Start Provided records
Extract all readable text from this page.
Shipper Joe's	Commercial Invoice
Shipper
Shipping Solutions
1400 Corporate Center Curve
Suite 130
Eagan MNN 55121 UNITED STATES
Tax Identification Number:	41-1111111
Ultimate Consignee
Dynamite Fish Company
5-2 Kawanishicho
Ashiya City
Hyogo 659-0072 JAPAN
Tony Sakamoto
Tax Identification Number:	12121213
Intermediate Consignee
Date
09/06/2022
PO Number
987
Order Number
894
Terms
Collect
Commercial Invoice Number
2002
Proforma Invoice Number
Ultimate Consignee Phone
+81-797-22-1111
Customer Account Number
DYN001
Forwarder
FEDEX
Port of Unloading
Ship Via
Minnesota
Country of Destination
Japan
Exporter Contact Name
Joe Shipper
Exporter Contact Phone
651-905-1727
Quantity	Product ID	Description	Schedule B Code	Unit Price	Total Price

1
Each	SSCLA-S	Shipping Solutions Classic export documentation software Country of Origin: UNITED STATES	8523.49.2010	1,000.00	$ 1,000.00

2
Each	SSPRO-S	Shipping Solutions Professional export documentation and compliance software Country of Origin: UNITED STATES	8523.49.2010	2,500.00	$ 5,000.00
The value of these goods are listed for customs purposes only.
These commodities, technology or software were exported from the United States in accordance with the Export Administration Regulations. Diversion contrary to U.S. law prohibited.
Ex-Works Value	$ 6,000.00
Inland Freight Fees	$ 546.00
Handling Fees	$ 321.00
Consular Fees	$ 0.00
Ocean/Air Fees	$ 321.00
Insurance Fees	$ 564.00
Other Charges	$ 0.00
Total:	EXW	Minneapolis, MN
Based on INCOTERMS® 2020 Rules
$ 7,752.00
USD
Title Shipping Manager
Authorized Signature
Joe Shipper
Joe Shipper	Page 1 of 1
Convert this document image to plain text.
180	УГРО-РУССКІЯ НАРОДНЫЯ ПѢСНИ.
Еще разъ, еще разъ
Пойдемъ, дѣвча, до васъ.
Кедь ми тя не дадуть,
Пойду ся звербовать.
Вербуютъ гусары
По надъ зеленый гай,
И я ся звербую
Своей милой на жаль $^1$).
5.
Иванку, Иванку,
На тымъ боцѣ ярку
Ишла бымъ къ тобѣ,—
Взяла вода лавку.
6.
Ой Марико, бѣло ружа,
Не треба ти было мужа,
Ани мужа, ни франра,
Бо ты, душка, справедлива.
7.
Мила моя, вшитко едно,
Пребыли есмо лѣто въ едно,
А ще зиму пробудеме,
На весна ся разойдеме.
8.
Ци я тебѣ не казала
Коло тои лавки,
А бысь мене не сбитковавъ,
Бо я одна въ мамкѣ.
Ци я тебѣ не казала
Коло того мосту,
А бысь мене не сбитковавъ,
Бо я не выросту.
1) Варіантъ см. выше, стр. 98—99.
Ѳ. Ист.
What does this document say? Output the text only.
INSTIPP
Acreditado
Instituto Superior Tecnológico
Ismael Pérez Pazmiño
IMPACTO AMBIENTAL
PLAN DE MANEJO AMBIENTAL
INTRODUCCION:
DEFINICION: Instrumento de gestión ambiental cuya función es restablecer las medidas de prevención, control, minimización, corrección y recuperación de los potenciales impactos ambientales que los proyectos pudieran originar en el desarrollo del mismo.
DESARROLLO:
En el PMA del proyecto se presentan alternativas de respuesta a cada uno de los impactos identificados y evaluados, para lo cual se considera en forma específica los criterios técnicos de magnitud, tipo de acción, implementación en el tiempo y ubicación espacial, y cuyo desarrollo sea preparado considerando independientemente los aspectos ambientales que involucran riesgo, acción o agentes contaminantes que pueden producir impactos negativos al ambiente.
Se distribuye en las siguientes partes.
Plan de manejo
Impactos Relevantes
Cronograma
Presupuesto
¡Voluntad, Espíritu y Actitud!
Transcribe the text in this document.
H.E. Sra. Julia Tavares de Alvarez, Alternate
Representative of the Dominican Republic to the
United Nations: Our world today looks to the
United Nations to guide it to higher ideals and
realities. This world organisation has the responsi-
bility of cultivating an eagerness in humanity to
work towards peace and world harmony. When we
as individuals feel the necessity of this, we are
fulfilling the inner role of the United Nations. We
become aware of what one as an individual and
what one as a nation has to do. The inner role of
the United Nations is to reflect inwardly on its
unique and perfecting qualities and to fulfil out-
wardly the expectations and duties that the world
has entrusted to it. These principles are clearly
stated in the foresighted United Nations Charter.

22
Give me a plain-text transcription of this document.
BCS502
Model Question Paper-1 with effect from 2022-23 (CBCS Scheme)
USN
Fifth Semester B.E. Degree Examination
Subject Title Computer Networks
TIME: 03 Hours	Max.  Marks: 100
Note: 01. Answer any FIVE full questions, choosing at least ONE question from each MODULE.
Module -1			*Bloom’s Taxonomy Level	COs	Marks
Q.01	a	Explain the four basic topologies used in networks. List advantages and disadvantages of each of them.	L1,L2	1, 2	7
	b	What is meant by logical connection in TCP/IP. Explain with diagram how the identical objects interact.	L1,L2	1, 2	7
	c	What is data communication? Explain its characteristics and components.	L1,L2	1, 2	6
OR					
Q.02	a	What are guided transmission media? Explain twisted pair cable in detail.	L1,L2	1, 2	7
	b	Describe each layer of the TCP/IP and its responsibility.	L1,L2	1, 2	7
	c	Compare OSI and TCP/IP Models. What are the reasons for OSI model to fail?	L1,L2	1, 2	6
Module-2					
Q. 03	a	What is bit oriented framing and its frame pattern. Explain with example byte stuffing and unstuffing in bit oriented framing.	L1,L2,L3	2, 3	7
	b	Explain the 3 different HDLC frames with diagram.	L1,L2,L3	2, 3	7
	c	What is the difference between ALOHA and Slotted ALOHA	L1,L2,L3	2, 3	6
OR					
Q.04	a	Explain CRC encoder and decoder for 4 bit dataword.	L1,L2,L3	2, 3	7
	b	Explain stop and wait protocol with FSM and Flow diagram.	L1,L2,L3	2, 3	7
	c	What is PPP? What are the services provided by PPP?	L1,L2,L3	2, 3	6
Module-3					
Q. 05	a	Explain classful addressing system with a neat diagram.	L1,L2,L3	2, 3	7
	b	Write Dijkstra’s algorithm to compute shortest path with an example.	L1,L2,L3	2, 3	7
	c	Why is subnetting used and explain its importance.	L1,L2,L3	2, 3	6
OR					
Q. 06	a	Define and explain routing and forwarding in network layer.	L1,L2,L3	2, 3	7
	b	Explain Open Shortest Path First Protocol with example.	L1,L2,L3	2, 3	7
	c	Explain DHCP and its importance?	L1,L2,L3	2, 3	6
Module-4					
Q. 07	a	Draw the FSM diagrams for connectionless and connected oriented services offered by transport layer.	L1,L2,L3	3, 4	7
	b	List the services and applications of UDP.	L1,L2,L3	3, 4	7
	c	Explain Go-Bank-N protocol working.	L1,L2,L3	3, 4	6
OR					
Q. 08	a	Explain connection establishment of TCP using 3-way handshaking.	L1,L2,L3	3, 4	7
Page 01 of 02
End Provided records
### Set task
Copy out all of the records shown above exactly.

### Solution to this exercise
Extract all readable text from this page.
Shipper Joe's	Commercial Invoice
Shipper
Shipping Solutions
1400 Corporate Center Curve
Suite 130
Eagan MNN 55121 UNITED STATES
Tax Identification Number:	41-1111111
Ultimate Consignee
Dynamite Fish Company
5-2 Kawanishicho
Ashiya City
Hyogo 659-0072 JAPAN
Tony Sakamoto
Tax Identification Number:	12121213
Intermediate Consignee
Date
09/06/2022
PO Number
987
Order Number
894
Terms
Collect
Commercial Invoice Number
2002
Proforma Invoice Number
Ultimate Consignee Phone
+81-797-22-1111
Customer Account Number
DYN001
Forwarder
FEDEX
Port of Unloading
Ship Via
Minnesota
Country of Destination
Japan
Exporter Contact Name
Joe Shipper
Exporter Contact Phone
651-905-1727
Quantity	Product ID	Description	Schedule B Code	Unit Price	Total Price

1
Each	SSCLA-S	Shipping Solutions Classic export documentation software Country of Origin: UNITED STATES	8523.49.2010	1,000.00	$ 1,000.00

2
Each	SSPRO-S	Shipping Solutions Professional export documentation and compliance software Country of Origin: UNITED STATES	8523.49.2010	2,500.00	$ 5,000.00
The value of these goods are listed for customs purposes only.
These commodities, technology or software were exported from the United States in accordance with the Export Administration Regulations. Diversion contrary to U.S. law prohibited.
Ex-Works Value	$ 6,000.00
Inland Freight Fees	$ 546.00
Handling Fees	$ 321.00
Consular Fees	$ 0.00
Ocean/Air Fees	$ 321.00
Insurance Fees	$ 564.00
Other Charges	$ 0.00
Total:	EXW	Minneapolis, MN
Based on INCOTERMS® 2020 Rules
$ 7,752.00
USD
Title Shipping Manager
Authorized Signature
Joe Shipper
Joe Shipper	Page 1 of 1
Convert this document image to plain text.
180	УГРО-РУССКІЯ НАРОДНЫЯ ПѢСНИ.
Еще разъ, еще разъ
Пойдемъ, дѣвча, до васъ.
Кедь ми тя не дадуть,
Пойду ся звербовать.
Вербуютъ гусары
По надъ зеленый гай,
И я ся звербую
Своей милой на жаль $^1$).
5.
Иванку, Иванку,
На тымъ боцѣ ярку
Ишла бымъ къ тобѣ,—
Взяла вода лавку.
6.
Ой Марико, бѣло ружа,
Не треба ти было мужа,
Ани мужа, ни франра,
Бо ты, душка, справедлива.
7.
Мила моя, вшитко едно,
Пребыли есмо лѣто въ едно,
А ще зиму пробудеме,
На весна ся разойдеме.
8.
Ци я тебѣ не казала
Коло тои лавки,
А бысь мене не сбитковавъ,
Бо я одна въ мамкѣ.
Ци я тебѣ не казала
Коло того мосту,
А бысь мене не сбитковавъ,
Бо я не выросту.
1) Варіантъ см. выше, стр. 98—99.
Ѳ. Ист.
What does this document say? Output the text only.
INSTIPP
Acreditado
Instituto Superior Tecnológico
Ismael Pérez Pazmiño
IMPACTO AMBIENTAL
PLAN DE MANEJO AMBIENTAL
INTRODUCCION:
DEFINICION: Instrumento de gestión ambiental cuya función es restablecer las medidas de prevención, control, minimización, corrección y recuperación de los potenciales impactos ambientales que los proyectos pudieran originar en el desarrollo del mismo.
DESARROLLO:
En el PMA del proyecto se presentan alternativas de respuesta a cada uno de los impactos identificados y evaluados, para lo cual se considera en forma específica los criterios técnicos de magnitud, tipo de acción, implementación en el tiempo y ubicación espacial, y cuyo desarrollo sea preparado considerando independientemente los aspectos ambientales que involucran riesgo, acción o agentes contaminantes que pueden producir impactos negativos al ambiente.
Se distribuye en las siguientes partes.
Plan de manejo
Impactos Relevantes
Cronograma
Presupuesto
¡Voluntad, Espíritu y Actitud!
Transcribe the text in this document.
H.E. Sra. Julia Tavares de Alvarez, Alternate
Representative of the Dominican Republic to the
United Nations: Our world today looks to the
United Nations to guide it to higher ideals and
realities. This world organisation has the responsi-
bility of cultivating an eagerness in humanity to
work towards peace and world harmony. When we
as individuals feel the necessity of this, we are
fulfilling the inner role of the United Nations. We
become aware of what one as an individual and
what one as a nation has to do. The inner role of
the United Nations is to reflect inwardly on its
unique and perfecting qualities and to fulfil out-
wardly the expectations and duties that the world
has entrusted to it. These principles are clearly
stated in the foresighted United Nations Charter.

22
Give me a plain-text transcription of this document.
BCS502
Model Question Paper-1 with effect from 2022-23 (CBCS Scheme)
USN
Fifth Semester B.E. Degree Examination
Subject Title Computer Networks
TIME: 03 Hours	Max.  Marks: 100
Note: 01. Answer any FIVE full questions, choosing at least ONE question from each MODULE.
Module -1			*Bloom’s Taxonomy Level	COs	Marks
Q.01	a	Explain the four basic topologies used in networks. List advantages and disadvantages of each of them.	L1,L2	1, 2	7
	b	What is meant by logical connection in TCP/IP. Explain with diagram how the identical objects interact.	L1,L2	1, 2	7
	c	What is data communication? Explain its characteristics and components.	L1,L2	1, 2	6
OR					
Q.02	a	What are guided transmission media? Explain twisted pair cable in detail.	L1,L2	1, 2	7
	b	Describe each layer of the TCP/IP and its responsibility.	L1,L2	1, 2	7
	c	Compare OSI and TCP/IP Models. What are the reasons for OSI model to fail?	L1,L2	1, 2	6
Module-2					
Q. 03	a	What is bit oriented framing and its frame pattern. Explain with example byte stuffing and unstuffing in bit oriented framing.	L1,L2,L3	2, 3	7
	b	Explain the 3 different HDLC frames with diagram.	L1,L2,L3	2, 3	7
	c	What is the difference between ALOHA and Slotted ALOHA	L1,L2,L3	2, 3	6
OR					
Q.04	a	Explain CRC encoder and decoder for 4 bit dataword.	L1,L2,L3	2, 3	7
	b	Explain stop and wait protocol with FSM and Flow diagram.	L1,L2,L3	2, 3	7
	c	What is PPP? What are the services provided by PPP?	L1,L2,L3	2, 3	6
Module-3					
Q. 05	a	Explain classful addressing system with a neat diagram.	L1,L2,L3	2, 3	7
	b	Write Dijkstra’s algorithm to compute shortest path with an example.	L1,L2,L3	2, 3	7
	c	Why is subnetting used and explain its importance.	L1,L2,L3	2, 3	6
OR					
Q. 06	a	Define and explain routing and forwarding in network layer.	L1,L2,L3	2, 3	7
	b	Explain Open Shortest Path First Protocol with example.	L1,L2,L3	2, 3	7
	c	Explain DHCP and its importance?	L1,L2,L3	2, 3	6
Module-4					
Q. 07	a	Draw the FSM diagrams for connectionless and connected oriented services offered by transport layer.	L1,L2,L3	3, 4	7
	b	List the services and applications of UDP.	L1,L2,L3	3, 4	7
	c	Explain Go-Bank-N protocol working.	L1,L2,L3	3, 4	6
OR					
Q. 08	a	Explain connection establishment of TCP using 3-way handshaking.	L1,L2,L3	3, 4	7
Page 01 of 02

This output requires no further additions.